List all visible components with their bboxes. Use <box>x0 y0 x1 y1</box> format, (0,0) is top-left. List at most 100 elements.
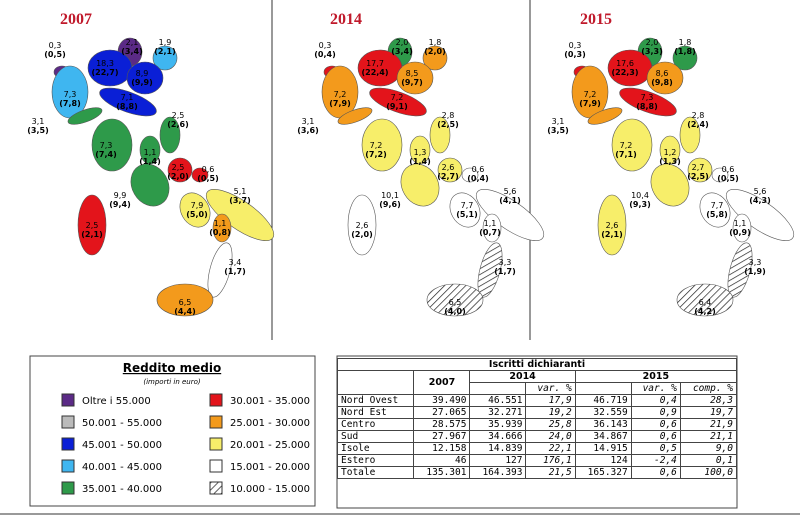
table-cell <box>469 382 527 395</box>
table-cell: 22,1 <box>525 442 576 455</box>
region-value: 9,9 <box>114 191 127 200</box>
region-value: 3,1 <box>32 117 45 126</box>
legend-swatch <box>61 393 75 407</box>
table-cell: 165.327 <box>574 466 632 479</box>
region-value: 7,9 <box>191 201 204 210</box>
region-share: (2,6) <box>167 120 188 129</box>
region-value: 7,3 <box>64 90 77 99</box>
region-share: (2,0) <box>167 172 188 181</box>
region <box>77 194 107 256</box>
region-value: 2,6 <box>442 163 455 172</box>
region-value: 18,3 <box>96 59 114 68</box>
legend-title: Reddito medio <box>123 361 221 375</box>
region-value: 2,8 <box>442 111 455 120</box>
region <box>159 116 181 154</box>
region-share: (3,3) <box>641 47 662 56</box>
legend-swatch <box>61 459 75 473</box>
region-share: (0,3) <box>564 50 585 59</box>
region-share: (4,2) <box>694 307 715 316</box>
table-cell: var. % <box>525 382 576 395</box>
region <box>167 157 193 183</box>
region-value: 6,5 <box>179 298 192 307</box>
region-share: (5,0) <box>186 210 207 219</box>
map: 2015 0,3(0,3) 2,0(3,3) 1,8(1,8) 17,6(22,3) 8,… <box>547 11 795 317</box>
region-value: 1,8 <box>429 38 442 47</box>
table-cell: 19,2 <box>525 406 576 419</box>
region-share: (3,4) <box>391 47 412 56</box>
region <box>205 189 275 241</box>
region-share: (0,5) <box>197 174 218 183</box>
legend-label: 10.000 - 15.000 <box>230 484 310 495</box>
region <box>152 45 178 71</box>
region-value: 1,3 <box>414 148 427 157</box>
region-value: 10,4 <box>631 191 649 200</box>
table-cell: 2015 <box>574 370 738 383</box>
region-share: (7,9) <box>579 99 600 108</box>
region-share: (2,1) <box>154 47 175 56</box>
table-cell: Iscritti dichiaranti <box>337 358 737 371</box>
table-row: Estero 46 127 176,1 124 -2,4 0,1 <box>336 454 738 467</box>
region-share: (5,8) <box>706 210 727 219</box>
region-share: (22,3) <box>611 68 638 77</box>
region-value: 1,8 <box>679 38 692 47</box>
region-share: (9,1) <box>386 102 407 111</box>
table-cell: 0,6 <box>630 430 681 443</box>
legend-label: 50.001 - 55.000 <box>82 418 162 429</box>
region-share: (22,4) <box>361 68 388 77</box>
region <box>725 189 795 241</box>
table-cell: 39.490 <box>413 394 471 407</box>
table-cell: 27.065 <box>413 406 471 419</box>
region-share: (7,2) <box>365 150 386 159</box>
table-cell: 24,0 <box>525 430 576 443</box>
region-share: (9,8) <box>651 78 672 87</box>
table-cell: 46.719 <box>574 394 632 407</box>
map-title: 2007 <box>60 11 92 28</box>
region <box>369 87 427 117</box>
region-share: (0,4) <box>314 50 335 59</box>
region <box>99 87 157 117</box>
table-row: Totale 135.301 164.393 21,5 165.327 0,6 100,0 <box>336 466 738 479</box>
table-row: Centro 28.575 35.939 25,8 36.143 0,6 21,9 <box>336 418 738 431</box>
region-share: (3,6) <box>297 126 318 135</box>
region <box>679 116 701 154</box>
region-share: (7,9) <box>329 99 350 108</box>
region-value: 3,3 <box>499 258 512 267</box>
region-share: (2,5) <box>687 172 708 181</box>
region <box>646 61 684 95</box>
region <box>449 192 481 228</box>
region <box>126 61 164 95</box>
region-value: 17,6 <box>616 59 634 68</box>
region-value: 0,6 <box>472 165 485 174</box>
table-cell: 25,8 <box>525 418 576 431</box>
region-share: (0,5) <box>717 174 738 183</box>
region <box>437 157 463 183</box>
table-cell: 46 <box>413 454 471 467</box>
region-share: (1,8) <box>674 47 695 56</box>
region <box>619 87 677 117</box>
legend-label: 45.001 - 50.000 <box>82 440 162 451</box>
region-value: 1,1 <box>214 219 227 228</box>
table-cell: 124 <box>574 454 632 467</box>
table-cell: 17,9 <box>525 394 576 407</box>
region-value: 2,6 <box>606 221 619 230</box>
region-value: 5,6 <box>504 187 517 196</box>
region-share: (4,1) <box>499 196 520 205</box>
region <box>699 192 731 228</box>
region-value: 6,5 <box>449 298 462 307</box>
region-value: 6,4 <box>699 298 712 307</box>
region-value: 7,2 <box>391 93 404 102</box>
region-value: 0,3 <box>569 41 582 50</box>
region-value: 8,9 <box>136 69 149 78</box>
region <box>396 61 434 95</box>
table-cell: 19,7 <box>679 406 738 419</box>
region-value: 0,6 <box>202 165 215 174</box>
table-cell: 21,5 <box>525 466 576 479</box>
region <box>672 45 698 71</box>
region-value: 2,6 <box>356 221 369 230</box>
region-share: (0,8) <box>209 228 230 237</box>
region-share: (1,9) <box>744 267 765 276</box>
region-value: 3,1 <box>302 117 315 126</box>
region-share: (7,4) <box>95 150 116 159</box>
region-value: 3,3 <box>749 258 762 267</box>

* * *

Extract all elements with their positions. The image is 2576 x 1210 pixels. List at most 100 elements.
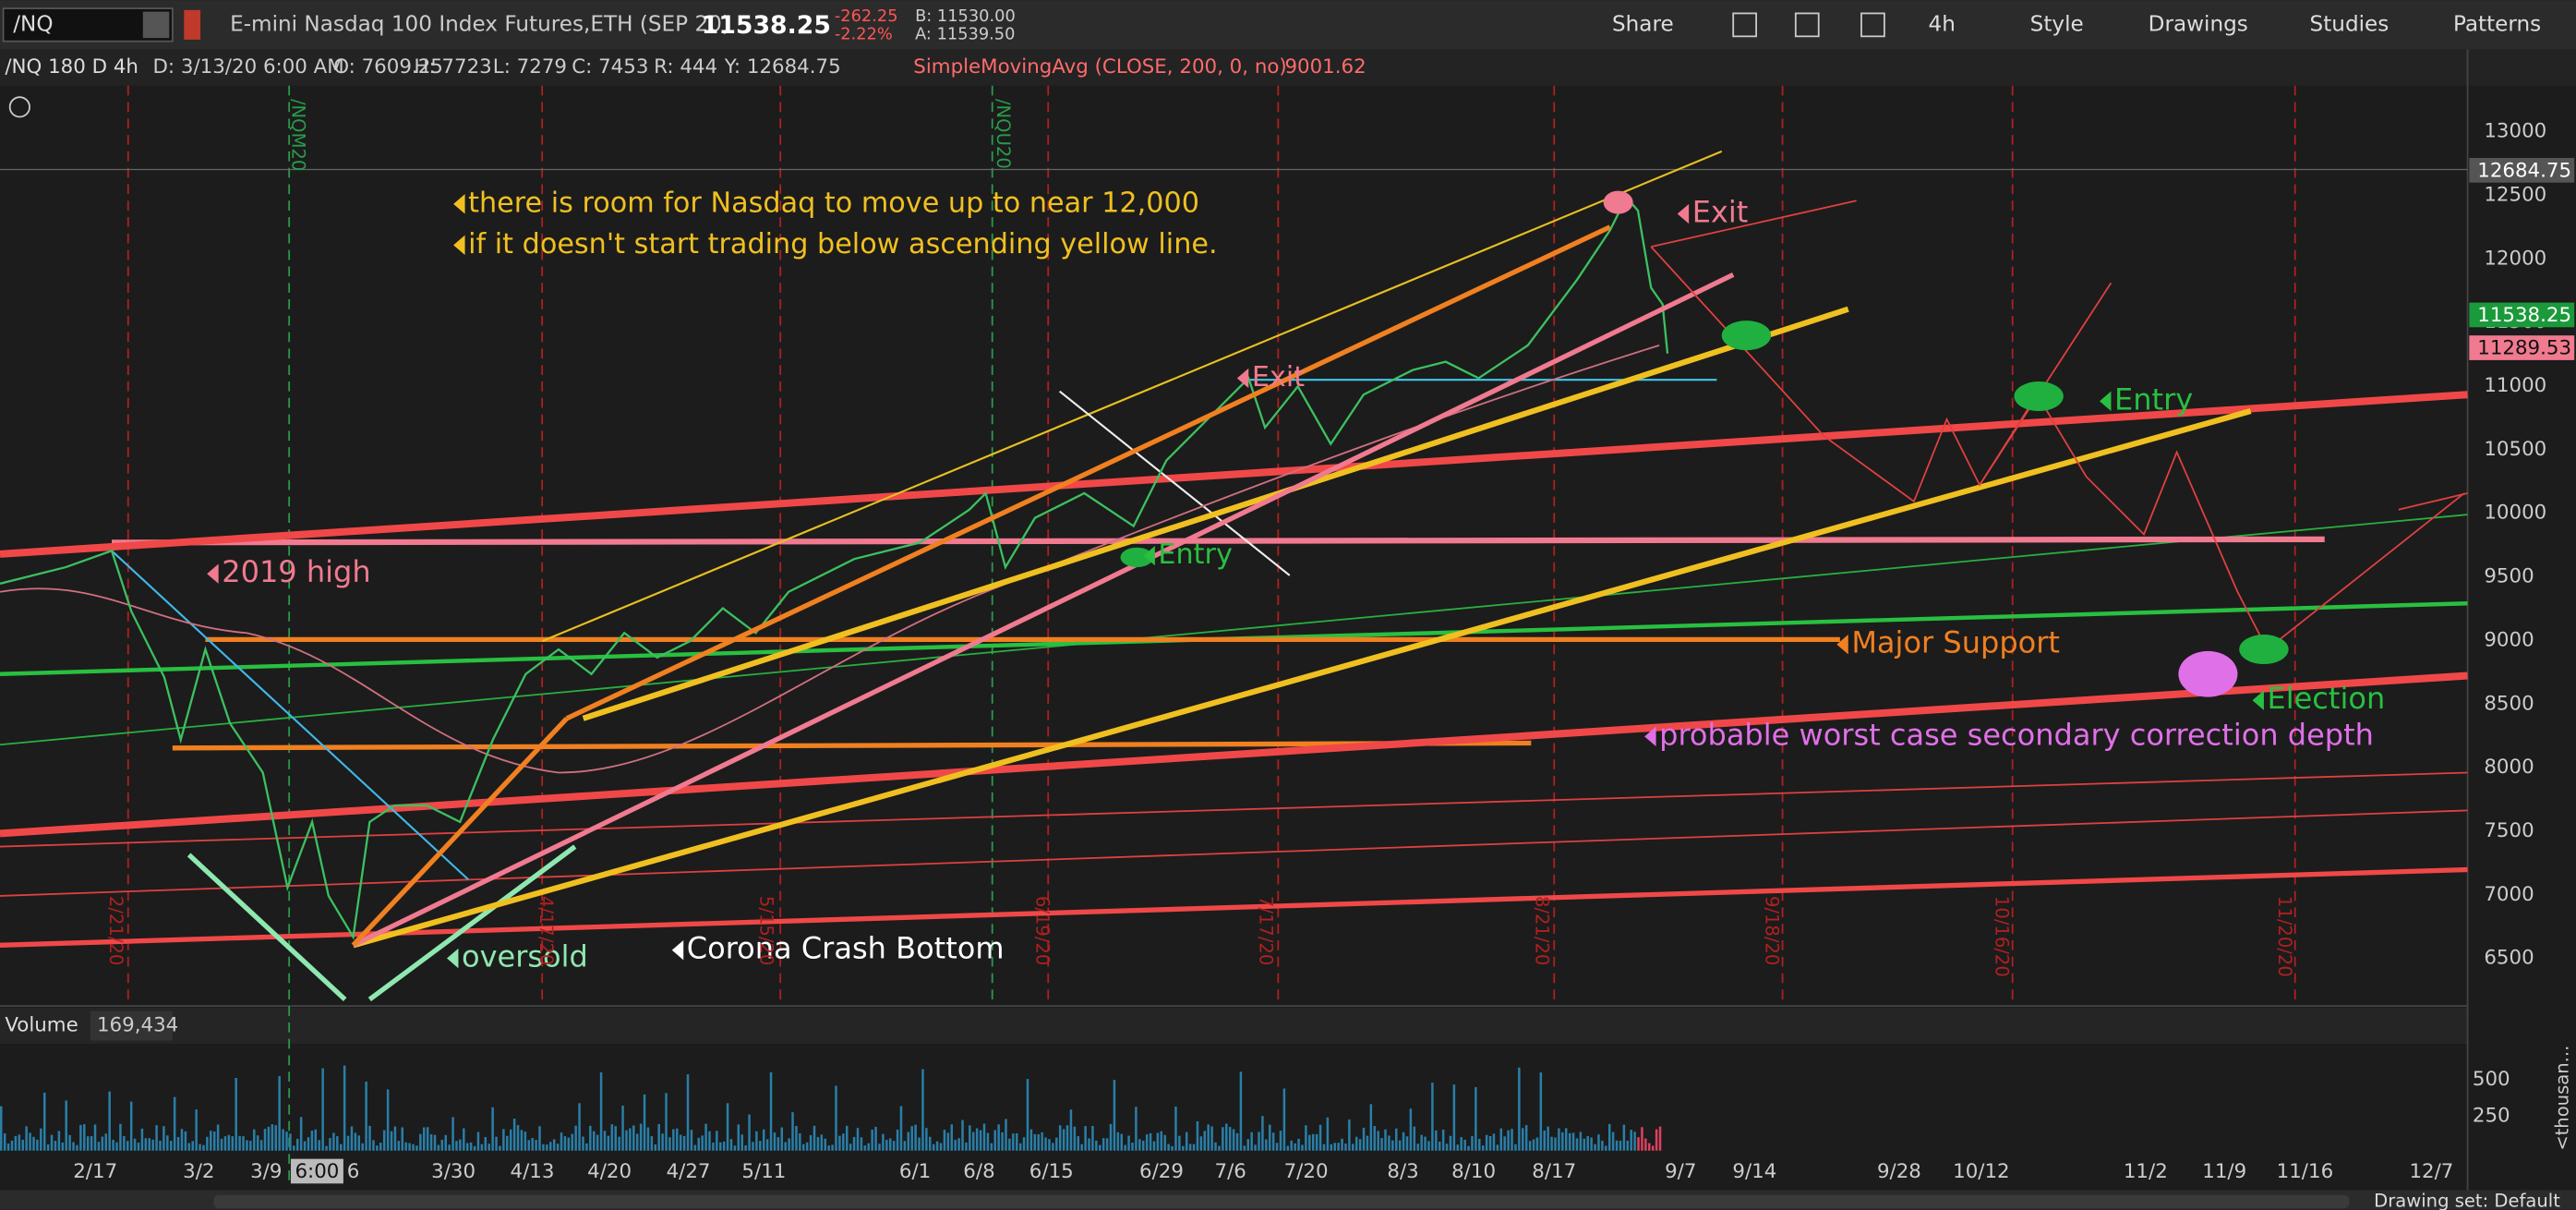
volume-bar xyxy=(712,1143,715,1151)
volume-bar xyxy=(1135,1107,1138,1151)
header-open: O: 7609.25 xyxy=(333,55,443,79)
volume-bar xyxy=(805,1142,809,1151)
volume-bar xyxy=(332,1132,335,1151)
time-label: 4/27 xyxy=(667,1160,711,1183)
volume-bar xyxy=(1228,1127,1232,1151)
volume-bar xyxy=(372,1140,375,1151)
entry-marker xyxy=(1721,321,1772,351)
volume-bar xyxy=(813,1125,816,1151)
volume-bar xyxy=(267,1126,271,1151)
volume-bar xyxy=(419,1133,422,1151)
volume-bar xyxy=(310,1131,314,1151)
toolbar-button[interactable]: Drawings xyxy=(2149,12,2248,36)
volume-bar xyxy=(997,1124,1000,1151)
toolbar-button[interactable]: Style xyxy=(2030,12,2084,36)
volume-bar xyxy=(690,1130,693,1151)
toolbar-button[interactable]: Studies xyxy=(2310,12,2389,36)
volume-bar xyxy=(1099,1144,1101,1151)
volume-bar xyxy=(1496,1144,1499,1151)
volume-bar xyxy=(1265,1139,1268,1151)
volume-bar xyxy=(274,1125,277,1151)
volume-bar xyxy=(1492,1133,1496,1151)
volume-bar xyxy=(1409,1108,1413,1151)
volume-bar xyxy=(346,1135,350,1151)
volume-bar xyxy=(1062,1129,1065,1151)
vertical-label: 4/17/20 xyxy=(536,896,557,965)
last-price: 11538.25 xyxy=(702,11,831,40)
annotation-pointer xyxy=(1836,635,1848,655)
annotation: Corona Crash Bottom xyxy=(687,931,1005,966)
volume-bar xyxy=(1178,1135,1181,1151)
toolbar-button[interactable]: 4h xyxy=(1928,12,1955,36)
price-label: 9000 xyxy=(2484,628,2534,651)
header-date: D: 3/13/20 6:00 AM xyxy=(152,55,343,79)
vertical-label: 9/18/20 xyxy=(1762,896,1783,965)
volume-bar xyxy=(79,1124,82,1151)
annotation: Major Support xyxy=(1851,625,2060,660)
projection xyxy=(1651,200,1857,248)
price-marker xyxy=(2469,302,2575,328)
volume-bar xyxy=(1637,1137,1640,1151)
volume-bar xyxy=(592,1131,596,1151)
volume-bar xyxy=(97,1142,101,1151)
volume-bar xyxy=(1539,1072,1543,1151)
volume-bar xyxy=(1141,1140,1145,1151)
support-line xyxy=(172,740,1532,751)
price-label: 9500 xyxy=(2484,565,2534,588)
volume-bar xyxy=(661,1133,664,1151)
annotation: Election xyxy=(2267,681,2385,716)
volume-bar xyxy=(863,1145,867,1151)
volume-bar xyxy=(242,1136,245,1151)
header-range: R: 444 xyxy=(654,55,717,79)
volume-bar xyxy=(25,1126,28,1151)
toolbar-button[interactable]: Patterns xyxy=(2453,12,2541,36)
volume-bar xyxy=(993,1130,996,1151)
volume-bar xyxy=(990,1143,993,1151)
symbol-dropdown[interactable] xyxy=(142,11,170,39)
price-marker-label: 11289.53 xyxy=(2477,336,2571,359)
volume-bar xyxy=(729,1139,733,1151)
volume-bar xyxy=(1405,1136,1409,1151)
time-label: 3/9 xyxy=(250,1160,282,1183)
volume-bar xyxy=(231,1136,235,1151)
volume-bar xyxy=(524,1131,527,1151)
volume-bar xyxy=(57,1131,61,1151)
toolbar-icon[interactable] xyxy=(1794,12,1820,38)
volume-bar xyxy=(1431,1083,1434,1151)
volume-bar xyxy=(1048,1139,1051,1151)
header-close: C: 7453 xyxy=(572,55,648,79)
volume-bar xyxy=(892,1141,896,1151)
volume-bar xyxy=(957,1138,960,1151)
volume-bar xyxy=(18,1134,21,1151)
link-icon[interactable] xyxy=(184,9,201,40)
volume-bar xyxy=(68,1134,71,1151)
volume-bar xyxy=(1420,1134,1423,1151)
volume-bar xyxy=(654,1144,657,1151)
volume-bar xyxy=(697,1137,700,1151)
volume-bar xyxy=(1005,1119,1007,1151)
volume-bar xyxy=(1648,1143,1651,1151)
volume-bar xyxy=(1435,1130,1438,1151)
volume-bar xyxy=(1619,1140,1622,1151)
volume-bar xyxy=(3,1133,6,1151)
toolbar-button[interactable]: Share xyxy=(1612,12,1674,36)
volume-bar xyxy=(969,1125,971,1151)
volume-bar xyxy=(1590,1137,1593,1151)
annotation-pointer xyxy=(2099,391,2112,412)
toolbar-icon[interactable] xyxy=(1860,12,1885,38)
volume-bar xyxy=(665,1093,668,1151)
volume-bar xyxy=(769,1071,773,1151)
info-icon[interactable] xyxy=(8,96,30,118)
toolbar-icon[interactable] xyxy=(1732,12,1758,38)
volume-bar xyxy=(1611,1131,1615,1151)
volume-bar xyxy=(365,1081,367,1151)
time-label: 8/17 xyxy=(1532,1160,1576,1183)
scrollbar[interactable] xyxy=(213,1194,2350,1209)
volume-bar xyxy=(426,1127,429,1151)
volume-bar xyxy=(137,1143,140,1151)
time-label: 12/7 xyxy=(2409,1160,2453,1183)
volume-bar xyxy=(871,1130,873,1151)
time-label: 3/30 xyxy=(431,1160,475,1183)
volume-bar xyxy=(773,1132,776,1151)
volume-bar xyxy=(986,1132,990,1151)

(Given instruction):
Output as a JSON list of strings, one string per line and no blank lines, everything in the second block of records from the line containing "volume-bar xyxy=(712,1143,715,1151)" down to the line containing "volume-bar xyxy=(79,1124,82,1151)", with both of those lines included.

(Final answer):
[
  "volume-bar xyxy=(712,1143,715,1151)",
  "volume-bar xyxy=(1135,1107,1138,1151)",
  "header-open: O: 7609.25 xyxy=(333,55,443,79)",
  "volume-bar xyxy=(805,1142,809,1151)",
  "volume-bar xyxy=(332,1132,335,1151)",
  "time-label: 4/27 xyxy=(667,1160,711,1183)",
  "volume-bar xyxy=(1228,1127,1232,1151)",
  "volume-bar xyxy=(372,1140,375,1151)",
  "entry-marker xyxy=(1721,321,1772,351)",
  "volume-bar xyxy=(813,1125,816,1151)",
  "volume-bar xyxy=(267,1126,271,1151)",
  "volume-bar xyxy=(419,1133,422,1151)",
  "volume-bar xyxy=(310,1131,314,1151)",
  "toolbar-button[interactable]: Drawings xyxy=(2149,12,2248,36)",
  "volume-bar xyxy=(997,1124,1000,1151)",
  "toolbar-button[interactable]: Style xyxy=(2030,12,2084,36)",
  "volume-bar xyxy=(690,1130,693,1151)",
  "toolbar-button[interactable]: Studies xyxy=(2310,12,2389,36)",
  "volume-bar xyxy=(1099,1144,1101,1151)",
  "volume-bar xyxy=(1496,1144,1499,1151)",
  "volume-bar xyxy=(1265,1139,1268,1151)",
  "volume-bar xyxy=(274,1125,277,1151)",
  "volume-bar xyxy=(1492,1133,1496,1151)",
  "volume-bar xyxy=(1409,1108,1413,1151)",
  "volume-bar xyxy=(346,1135,350,1151)",
  "volume-bar xyxy=(1062,1129,1065,1151)",
  "vertical-label: 4/17/20 xyxy=(536,896,557,965)",
  "last-price: 11538.25 xyxy=(702,11,831,40)",
  "annotation-pointer xyxy=(1836,635,1848,655)",
  "annotation: Corona Crash Bottom xyxy=(687,931,1005,966)",
  "volume-bar xyxy=(1178,1135,1181,1151)",
  "toolbar-button[interactable]: 4h xyxy=(1928,12,1955,36)",
  "price-label: 9000 xyxy=(2484,628,2534,651)",
  "header-date: D: 3/13/20 6:00 AM xyxy=(152,55,343,79)",
  "vertical-label: 9/18/20 xyxy=(1762,896,1783,965)",
  "volume-bar xyxy=(79,1124,82,1151)"
]